TASK REQUIREMENTS: Write out the full set of records exactly. Any pictures in them do not belong in the copy.

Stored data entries
%%

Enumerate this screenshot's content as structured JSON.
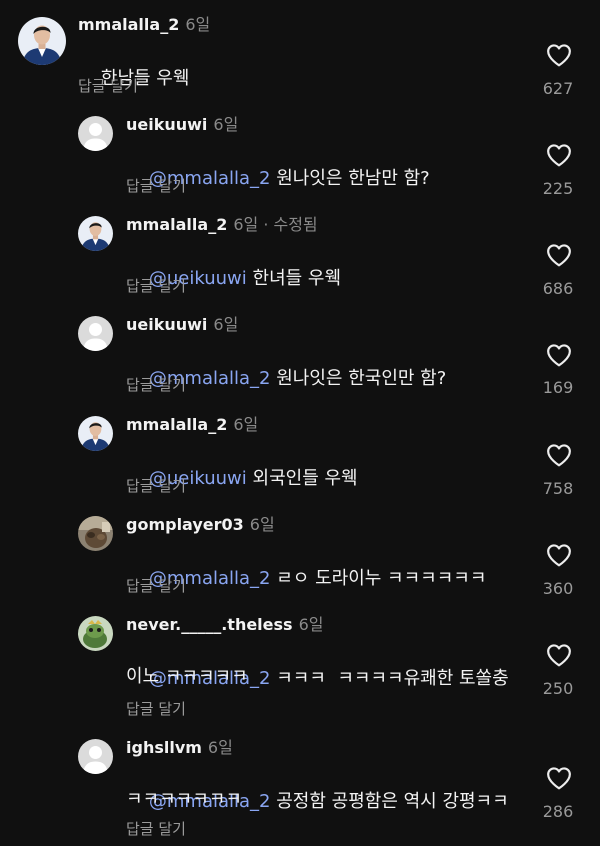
{
  "reply_label": "답글 달기",
  "comments": [
    {
      "username": "mmalalla_2",
      "time": "6일",
      "edited": "",
      "mention": "",
      "text": "한남들 우웩",
      "text2": "",
      "likes": "627"
    },
    {
      "username": "ueikuuwi",
      "time": "6일",
      "edited": "",
      "mention": "@mmalalla_2",
      "text": " 원나잇은 한남만 함?",
      "text2": "",
      "likes": "225"
    },
    {
      "username": "mmalalla_2",
      "time": "6일",
      "edited": " · 수정됨",
      "mention": "@ueikuuwi",
      "text": " 한녀들 우웩",
      "text2": "",
      "likes": "686"
    },
    {
      "username": "ueikuuwi",
      "time": "6일",
      "edited": "",
      "mention": "@mmalalla_2",
      "text": " 원나잇은 한국인만 함?",
      "text2": "",
      "likes": "169"
    },
    {
      "username": "mmalalla_2",
      "time": "6일",
      "edited": "",
      "mention": "@ueikuuwi",
      "text": " 외국인들 우웩",
      "text2": "",
      "likes": "758"
    },
    {
      "username": "gomplayer03",
      "time": "6일",
      "edited": "",
      "mention": "@mmalalla_2",
      "text": " ㄹㅇ 도라이누 ㅋㅋㅋㅋㅋㅋ",
      "text2": "",
      "likes": "360"
    },
    {
      "username": "never._____.theless",
      "time": "6일",
      "edited": "",
      "mention": "@mmalalla_2",
      "text": " ㅋㅋㅋ  ㅋㅋㅋㅋ유쾌한 토쏠충",
      "text2": "이노 ㅋㅋㅋㅋㅋ",
      "likes": "250"
    },
    {
      "username": "ighsllvm",
      "time": "6일",
      "edited": "",
      "mention": "@mmalalla_2",
      "text": " 공정함 공평함은 역시 강평ㅋㅋ",
      "text2": "ㅋㅋㅋㅋㅋㅋㅋ",
      "likes": "286"
    }
  ]
}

%%

RESPONSE TO THE TASK:
Enumerate this screenshot's content as structured JSON.
{
  "reply_label": "답글 달기",
  "comments": [
    {
      "username": "mmalalla_2",
      "time": "6일",
      "edited": "",
      "mention": "",
      "text": "한남들 우웩",
      "text2": "",
      "likes": "627"
    },
    {
      "username": "ueikuuwi",
      "time": "6일",
      "edited": "",
      "mention": "@mmalalla_2",
      "text": " 원나잇은 한남만 함?",
      "text2": "",
      "likes": "225"
    },
    {
      "username": "mmalalla_2",
      "time": "6일",
      "edited": " · 수정됨",
      "mention": "@ueikuuwi",
      "text": " 한녀들 우웩",
      "text2": "",
      "likes": "686"
    },
    {
      "username": "ueikuuwi",
      "time": "6일",
      "edited": "",
      "mention": "@mmalalla_2",
      "text": " 원나잇은 한국인만 함?",
      "text2": "",
      "likes": "169"
    },
    {
      "username": "mmalalla_2",
      "time": "6일",
      "edited": "",
      "mention": "@ueikuuwi",
      "text": " 외국인들 우웩",
      "text2": "",
      "likes": "758"
    },
    {
      "username": "gomplayer03",
      "time": "6일",
      "edited": "",
      "mention": "@mmalalla_2",
      "text": " ㄹㅇ 도라이누 ㅋㅋㅋㅋㅋㅋ",
      "text2": "",
      "likes": "360"
    },
    {
      "username": "never._____.theless",
      "time": "6일",
      "edited": "",
      "mention": "@mmalalla_2",
      "text": " ㅋㅋㅋ  ㅋㅋㅋㅋ유쾌한 토쏠충",
      "text2": "이노 ㅋㅋㅋㅋㅋ",
      "likes": "250"
    },
    {
      "username": "ighsllvm",
      "time": "6일",
      "edited": "",
      "mention": "@mmalalla_2",
      "text": " 공정함 공평함은 역시 강평ㅋㅋ",
      "text2": "ㅋㅋㅋㅋㅋㅋㅋ",
      "likes": "286"
    }
  ]
}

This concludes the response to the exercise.